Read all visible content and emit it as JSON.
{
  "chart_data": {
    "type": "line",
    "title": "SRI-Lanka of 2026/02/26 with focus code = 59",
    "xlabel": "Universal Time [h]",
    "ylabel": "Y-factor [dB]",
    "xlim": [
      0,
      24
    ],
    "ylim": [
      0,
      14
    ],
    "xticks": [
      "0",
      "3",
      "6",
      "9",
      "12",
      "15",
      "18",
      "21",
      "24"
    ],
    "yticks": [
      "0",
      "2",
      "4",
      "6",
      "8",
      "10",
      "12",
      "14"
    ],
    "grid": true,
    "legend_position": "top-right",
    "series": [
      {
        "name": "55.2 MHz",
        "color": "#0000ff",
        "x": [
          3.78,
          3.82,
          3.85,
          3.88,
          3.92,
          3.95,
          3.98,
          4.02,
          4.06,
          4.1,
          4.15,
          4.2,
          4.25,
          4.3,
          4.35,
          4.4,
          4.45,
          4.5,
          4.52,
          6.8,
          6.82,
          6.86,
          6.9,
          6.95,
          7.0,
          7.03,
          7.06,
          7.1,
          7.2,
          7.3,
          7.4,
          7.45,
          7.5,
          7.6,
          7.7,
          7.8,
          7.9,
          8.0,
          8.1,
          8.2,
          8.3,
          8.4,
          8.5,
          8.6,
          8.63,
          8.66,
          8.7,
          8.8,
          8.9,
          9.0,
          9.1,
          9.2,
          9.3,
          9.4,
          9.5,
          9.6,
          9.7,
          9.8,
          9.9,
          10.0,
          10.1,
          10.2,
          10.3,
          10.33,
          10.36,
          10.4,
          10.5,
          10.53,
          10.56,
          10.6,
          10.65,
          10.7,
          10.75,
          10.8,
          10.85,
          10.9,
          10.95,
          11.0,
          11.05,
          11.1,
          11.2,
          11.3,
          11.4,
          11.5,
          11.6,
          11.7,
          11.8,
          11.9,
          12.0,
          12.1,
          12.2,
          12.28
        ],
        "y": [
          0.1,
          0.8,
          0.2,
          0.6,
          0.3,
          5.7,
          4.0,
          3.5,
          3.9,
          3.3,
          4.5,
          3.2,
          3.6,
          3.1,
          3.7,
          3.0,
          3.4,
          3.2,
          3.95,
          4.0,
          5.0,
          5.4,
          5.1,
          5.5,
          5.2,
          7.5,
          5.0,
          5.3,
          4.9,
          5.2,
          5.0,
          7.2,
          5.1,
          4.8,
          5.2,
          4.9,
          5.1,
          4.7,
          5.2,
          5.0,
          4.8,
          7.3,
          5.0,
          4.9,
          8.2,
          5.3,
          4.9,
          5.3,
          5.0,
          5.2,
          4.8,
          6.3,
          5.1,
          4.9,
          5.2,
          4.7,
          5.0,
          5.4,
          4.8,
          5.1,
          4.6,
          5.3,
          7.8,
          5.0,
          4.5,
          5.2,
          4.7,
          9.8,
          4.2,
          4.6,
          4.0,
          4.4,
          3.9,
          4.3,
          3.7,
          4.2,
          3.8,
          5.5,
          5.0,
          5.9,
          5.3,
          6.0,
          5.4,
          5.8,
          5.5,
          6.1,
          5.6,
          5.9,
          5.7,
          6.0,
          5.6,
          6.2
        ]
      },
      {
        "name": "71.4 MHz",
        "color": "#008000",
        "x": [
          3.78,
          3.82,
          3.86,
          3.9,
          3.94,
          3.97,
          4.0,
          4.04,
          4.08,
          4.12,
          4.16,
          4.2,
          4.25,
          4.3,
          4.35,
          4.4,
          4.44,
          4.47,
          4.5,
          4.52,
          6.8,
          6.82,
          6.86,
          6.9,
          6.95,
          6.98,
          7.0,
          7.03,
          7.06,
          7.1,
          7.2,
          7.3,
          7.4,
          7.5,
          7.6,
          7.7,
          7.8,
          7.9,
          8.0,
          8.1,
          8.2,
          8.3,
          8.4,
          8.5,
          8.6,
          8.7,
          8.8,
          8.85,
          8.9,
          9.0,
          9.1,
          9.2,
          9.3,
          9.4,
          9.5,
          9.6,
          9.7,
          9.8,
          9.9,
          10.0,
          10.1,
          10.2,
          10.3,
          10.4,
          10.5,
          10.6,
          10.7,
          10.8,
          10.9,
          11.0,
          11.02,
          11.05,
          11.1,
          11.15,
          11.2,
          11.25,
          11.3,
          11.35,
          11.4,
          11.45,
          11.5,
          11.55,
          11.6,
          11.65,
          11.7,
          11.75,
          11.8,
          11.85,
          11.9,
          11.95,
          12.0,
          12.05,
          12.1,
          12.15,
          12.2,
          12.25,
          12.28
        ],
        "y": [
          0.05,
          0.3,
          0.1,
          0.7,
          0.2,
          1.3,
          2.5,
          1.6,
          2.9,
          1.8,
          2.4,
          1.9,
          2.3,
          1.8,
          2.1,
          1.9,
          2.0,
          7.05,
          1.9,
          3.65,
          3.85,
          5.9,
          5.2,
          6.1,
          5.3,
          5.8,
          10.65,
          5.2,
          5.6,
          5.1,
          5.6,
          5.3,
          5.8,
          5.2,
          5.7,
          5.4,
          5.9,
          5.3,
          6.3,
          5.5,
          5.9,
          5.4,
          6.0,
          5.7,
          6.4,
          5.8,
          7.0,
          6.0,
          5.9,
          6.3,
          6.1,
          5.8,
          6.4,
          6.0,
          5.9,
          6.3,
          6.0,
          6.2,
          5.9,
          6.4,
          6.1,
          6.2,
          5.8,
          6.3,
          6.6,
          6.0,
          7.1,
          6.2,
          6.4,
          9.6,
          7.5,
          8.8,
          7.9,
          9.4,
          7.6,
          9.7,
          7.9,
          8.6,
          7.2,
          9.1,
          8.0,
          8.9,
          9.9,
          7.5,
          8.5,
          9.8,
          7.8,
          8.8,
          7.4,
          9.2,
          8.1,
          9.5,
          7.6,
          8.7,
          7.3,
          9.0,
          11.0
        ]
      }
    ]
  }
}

_____

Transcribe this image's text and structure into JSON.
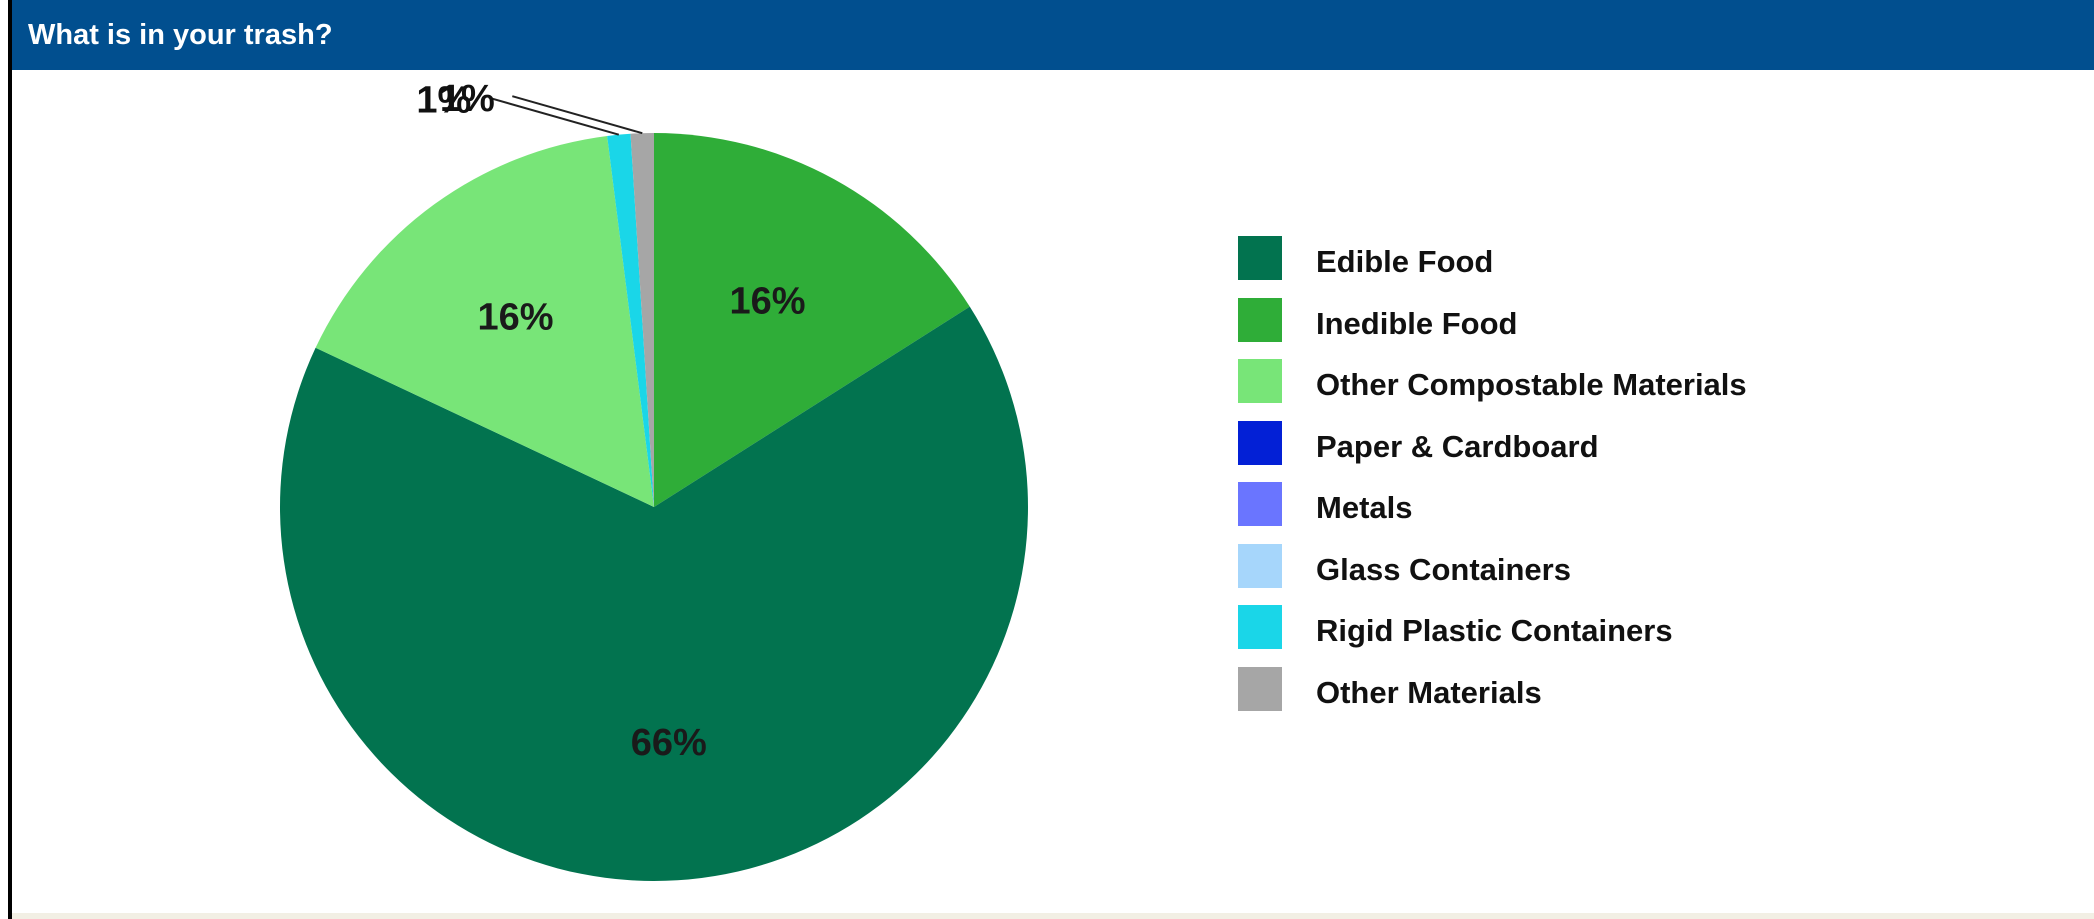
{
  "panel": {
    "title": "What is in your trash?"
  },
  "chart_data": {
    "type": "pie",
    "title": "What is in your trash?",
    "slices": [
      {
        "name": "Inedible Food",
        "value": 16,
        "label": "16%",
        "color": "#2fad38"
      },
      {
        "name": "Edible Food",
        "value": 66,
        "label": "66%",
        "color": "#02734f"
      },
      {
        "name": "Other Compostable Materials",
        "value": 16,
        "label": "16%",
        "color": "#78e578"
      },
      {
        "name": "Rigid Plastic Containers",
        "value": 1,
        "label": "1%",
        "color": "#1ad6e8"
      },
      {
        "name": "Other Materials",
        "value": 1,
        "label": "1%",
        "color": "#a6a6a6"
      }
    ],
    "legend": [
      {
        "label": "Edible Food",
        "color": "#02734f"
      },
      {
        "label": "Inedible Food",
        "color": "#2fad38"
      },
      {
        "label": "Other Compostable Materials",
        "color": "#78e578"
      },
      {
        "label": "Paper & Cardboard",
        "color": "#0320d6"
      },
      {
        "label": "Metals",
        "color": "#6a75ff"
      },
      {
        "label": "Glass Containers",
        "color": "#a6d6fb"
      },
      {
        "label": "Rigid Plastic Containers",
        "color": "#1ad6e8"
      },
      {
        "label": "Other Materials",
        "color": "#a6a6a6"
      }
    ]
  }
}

_____

Goal of the exercise
Find the string "Plastic" in the listing and return every line that holds it.

Expected output
        "name": "Rigid Plastic Containers",
        "label": "Rigid Plastic Containers",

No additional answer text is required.